
  • I enjoyed reading this article. That’s Really Nice and helpful.

  • Viorel Predatorul

    “Yes” – end of story 🙂
    Behavioral questions are “open” questions, or yours is a “closed” one, where you can reply in short with yes/no.

  • Viorel Preda

    Pay attention: they ask “describe a time when”, which sounds like a “behavioral question”; your suggested reply is for a “situational question” (what would you do if…)

  • Viorel Preda

    I would say a candidate who never had conflicts at work in the past, could not handle a conflict in the future. These interviews are meant to predict the future behavior by assessing the past behavior. Therefore, it is wise to tell them that you were involved in some conflicts in the past, but show them that you were not the cause.

  • Shawn Wager

    Conflict doesn’t only include aggression or abuse. Conflict can relate to differences in interest, such as how to invest time or money. “Blocker” personalities are renowned for creating conflict. A great way to handle these conflicts is to stay calm, discuss the goal or direction of the company, and come to a resolution that supports those goals. By “avoiding conflict” or “never had conflict”, the candidate is telling the interviewer that they have never expressed or experienced interest in growth or direction. Depending on the description of the position, this type of candidate may not be appropriate. One must remember that companies don’t move forward with individuals working as individuals, we must work as a team and as a team, we have conflicts. This is natural. How do you handle conflict?

*RECORDS SUPPLIED*:

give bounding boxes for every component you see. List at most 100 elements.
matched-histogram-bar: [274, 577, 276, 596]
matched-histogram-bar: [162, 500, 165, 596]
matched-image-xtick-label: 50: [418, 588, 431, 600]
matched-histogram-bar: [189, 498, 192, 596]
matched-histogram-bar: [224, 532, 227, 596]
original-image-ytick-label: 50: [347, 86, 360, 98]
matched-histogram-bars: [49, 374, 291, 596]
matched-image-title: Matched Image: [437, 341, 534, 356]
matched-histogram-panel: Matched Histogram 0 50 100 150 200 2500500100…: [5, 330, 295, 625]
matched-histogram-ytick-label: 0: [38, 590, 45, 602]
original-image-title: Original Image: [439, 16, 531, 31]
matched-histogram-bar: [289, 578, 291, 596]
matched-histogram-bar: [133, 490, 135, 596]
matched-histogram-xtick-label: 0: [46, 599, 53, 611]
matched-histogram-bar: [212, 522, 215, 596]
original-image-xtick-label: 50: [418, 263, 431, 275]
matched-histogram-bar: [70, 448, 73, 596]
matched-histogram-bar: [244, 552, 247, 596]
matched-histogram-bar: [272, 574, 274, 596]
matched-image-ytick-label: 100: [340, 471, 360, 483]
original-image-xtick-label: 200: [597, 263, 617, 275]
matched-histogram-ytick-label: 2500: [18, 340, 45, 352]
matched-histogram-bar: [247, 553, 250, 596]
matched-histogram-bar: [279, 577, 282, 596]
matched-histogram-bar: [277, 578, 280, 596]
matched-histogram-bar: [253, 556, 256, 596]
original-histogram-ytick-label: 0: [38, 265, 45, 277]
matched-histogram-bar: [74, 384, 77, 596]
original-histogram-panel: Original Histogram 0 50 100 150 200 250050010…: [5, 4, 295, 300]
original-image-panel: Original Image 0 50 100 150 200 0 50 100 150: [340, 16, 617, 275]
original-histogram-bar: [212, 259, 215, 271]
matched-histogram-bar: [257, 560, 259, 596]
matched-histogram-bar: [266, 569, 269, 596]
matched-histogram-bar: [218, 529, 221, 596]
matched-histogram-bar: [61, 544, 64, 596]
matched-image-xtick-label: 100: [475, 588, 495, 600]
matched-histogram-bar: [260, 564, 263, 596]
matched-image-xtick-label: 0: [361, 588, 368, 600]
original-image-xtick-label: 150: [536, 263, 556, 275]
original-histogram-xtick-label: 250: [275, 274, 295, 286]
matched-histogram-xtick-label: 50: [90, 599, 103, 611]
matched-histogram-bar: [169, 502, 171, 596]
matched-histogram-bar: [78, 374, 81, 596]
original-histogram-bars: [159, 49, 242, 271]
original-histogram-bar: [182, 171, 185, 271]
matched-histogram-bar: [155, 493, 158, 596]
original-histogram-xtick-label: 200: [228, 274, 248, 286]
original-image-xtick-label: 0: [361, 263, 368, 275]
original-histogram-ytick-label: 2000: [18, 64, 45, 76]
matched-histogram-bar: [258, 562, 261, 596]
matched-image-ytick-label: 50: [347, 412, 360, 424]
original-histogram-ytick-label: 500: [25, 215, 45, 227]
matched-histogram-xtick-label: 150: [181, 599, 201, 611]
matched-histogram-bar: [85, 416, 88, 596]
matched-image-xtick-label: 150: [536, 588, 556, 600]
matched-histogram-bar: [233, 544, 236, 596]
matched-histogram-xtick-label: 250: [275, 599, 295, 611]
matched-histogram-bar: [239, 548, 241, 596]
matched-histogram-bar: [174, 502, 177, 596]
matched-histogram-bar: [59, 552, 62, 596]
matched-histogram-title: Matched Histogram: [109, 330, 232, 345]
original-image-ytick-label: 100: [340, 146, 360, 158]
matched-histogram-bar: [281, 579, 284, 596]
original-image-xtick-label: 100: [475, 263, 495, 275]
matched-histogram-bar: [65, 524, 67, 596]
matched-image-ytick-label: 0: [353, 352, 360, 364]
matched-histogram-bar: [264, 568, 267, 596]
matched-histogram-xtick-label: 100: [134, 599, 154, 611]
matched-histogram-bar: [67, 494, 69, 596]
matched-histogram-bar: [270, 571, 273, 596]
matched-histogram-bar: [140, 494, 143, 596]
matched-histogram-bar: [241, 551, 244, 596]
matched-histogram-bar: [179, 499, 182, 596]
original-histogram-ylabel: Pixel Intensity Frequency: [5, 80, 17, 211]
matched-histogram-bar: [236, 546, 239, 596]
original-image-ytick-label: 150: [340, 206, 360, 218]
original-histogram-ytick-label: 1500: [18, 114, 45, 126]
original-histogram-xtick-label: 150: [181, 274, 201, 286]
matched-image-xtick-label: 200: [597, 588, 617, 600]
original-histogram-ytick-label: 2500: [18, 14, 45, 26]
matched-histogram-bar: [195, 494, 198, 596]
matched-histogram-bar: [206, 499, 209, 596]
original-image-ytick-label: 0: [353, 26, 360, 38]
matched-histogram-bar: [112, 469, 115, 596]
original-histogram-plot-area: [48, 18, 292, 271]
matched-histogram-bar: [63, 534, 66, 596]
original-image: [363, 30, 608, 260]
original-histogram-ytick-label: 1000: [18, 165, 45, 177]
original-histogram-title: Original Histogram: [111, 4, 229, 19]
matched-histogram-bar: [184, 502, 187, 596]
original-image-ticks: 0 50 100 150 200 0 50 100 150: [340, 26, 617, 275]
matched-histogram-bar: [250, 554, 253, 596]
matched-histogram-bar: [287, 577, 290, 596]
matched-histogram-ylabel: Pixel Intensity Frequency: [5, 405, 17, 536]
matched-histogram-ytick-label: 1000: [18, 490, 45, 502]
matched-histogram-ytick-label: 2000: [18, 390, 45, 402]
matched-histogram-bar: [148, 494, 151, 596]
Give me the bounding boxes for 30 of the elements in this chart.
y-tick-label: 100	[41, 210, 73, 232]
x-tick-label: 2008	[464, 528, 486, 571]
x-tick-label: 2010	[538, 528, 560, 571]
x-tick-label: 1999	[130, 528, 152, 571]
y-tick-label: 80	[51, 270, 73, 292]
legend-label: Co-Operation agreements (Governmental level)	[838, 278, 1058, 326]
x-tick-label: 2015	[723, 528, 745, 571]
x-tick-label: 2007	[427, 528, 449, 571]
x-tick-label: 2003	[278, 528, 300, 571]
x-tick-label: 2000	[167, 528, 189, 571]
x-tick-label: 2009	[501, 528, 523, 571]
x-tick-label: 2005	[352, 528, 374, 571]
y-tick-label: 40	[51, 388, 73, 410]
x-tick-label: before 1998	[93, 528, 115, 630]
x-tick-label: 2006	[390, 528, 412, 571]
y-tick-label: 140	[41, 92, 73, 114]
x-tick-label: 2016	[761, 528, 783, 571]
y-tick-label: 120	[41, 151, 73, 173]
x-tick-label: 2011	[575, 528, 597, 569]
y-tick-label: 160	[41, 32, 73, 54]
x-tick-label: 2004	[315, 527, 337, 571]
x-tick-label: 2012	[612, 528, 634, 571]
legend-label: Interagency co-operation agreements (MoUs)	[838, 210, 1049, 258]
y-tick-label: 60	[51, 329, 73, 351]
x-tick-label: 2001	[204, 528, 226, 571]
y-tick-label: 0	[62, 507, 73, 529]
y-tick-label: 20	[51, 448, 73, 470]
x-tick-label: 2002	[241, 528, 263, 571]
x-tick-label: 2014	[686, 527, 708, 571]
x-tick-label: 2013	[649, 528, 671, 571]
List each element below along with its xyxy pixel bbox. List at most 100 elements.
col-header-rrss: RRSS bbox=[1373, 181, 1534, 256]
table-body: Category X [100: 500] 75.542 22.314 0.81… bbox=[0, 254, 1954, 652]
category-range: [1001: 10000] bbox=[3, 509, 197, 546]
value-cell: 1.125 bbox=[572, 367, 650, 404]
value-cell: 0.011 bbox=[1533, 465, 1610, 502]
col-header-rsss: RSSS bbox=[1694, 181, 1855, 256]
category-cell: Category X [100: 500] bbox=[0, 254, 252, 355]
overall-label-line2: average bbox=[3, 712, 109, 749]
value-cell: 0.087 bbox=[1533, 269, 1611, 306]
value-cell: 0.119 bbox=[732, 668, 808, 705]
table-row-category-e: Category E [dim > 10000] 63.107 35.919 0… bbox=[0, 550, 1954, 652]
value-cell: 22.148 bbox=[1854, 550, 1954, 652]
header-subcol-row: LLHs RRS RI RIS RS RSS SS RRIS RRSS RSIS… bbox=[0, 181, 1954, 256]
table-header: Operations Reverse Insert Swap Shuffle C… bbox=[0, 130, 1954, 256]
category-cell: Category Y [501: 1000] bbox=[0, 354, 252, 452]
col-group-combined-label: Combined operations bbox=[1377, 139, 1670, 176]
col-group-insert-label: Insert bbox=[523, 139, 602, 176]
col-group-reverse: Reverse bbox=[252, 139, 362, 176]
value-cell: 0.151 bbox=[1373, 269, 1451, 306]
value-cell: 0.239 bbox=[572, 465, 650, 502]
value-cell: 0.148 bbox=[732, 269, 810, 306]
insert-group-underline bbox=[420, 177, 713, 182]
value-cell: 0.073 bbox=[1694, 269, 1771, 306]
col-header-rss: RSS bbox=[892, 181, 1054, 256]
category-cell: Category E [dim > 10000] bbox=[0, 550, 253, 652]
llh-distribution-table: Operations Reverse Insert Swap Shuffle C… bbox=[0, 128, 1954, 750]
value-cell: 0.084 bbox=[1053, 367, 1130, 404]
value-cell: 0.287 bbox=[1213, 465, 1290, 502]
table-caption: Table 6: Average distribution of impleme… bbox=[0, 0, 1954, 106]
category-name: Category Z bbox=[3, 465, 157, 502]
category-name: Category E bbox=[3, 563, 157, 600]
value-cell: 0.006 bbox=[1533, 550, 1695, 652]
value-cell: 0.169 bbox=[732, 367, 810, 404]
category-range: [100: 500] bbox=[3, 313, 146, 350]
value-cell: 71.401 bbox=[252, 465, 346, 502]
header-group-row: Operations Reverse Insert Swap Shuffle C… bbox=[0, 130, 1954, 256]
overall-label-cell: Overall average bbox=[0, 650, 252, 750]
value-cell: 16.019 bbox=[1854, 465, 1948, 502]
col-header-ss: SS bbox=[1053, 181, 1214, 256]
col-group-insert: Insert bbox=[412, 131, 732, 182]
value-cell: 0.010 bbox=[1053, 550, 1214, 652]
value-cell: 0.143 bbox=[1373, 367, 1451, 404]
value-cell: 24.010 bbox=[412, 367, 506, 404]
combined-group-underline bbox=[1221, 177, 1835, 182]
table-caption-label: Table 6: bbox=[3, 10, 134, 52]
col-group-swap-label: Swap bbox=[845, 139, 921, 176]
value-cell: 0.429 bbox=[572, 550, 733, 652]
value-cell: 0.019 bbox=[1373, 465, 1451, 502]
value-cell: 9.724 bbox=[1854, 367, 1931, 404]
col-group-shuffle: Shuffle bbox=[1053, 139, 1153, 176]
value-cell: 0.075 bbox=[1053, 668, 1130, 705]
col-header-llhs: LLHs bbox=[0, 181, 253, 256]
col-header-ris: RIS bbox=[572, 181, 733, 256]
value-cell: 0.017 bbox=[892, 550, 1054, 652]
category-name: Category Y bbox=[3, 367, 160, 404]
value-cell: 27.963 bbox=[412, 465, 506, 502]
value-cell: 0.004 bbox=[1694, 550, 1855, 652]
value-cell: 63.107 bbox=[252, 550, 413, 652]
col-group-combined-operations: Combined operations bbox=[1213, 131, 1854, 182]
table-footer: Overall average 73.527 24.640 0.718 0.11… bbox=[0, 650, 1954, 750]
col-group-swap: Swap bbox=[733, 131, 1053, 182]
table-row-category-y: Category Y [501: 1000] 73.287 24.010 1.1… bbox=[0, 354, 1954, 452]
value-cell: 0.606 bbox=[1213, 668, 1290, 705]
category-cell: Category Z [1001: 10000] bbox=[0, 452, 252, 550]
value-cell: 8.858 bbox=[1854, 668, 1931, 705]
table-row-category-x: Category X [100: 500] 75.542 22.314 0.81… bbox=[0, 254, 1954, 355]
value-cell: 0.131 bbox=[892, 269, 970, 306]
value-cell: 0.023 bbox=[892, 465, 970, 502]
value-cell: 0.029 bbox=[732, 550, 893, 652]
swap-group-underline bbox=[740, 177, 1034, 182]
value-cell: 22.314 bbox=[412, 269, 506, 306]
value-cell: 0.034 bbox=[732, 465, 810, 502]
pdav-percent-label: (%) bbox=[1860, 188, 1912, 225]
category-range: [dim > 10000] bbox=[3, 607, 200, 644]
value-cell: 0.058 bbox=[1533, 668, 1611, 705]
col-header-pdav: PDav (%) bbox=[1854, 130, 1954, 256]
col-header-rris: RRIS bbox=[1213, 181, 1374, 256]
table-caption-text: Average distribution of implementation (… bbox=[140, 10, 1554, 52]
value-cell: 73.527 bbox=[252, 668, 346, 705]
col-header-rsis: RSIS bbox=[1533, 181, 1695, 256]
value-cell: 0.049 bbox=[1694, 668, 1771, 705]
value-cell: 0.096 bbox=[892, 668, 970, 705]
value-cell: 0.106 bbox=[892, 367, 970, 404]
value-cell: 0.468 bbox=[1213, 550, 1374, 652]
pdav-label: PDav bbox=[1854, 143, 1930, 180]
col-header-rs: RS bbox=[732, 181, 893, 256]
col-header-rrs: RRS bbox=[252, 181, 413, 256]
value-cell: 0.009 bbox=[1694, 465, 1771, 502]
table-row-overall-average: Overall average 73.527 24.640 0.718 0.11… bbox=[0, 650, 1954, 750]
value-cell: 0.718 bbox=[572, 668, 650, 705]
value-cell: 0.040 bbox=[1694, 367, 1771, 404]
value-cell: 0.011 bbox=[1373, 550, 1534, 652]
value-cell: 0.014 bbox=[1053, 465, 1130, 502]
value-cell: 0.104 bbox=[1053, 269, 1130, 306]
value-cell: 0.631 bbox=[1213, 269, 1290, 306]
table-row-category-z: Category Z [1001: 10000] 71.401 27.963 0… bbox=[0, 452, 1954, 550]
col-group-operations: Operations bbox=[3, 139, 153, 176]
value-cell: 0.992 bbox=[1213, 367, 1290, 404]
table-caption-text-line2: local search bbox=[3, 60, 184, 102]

*TASK SET*:
1. Summarize the comment thread in two sentences.
2. In the comment thread, rewrite everything from "Conflict doesn’t only" down to "you handle conflict?", changing "candidate" to "applicant" wherever it appears.

*RESULTS OF THE TASKS*:
1. One commenter separates behavioral questions that ask candidates to "describe a time when" from situational questions, and argues that a candidate who never had conflicts at work could not handle one in the future. Another commenter says conflict can involve differences in interest rather than aggression, recommends staying calm and reaching a resolution that supports company goals, and calls conflict within a team natural.

2.
Conflict doesn’t only include aggression or abuse. Conflict can relate to differences in interest, such as how to invest time or money. “Blocker” personalities are renowned for creating conflict. A great way to handle these conflicts is to stay calm, discuss the goal or direction of the company, and come to a resolution that supports those goals. By “avoiding conflict” or “never had conflict”, the applicant is telling the interviewer that they have never expressed or experienced interest in growth or direction. Depending on the description of the position, this type of applicant may not be appropriate. One must remember that companies don’t move forward with individuals working as individuals, we must work as a team and as a team, we have conflicts. This is natural. How do you handle conflict?